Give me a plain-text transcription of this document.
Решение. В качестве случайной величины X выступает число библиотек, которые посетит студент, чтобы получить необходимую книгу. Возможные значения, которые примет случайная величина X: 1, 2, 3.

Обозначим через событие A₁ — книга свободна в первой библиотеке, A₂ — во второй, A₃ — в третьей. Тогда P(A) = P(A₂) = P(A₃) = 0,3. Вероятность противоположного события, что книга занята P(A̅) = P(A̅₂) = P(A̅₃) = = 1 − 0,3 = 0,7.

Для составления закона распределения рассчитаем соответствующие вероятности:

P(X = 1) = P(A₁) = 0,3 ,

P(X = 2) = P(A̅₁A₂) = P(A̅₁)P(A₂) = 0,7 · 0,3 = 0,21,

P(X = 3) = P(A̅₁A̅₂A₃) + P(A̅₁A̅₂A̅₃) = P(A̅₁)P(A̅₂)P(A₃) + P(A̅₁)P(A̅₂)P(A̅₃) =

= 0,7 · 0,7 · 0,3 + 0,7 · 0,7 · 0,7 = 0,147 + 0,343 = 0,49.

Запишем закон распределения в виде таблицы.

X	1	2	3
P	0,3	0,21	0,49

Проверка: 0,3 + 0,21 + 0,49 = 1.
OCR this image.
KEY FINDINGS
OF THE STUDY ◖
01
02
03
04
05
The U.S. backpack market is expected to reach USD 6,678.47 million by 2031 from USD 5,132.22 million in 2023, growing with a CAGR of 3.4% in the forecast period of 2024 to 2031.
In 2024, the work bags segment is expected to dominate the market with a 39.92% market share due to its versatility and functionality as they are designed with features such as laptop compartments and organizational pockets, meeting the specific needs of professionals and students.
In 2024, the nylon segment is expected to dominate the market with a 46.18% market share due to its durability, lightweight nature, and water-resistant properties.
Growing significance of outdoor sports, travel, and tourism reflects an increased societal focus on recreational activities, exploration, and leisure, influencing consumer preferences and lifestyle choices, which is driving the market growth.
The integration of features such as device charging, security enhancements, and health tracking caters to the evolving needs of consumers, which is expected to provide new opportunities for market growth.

++++++++++++++++++++

THE REQUEST - Of all the lines in the listing above, how many include "dominate"? Write only the number.

TASK ANSWER - 2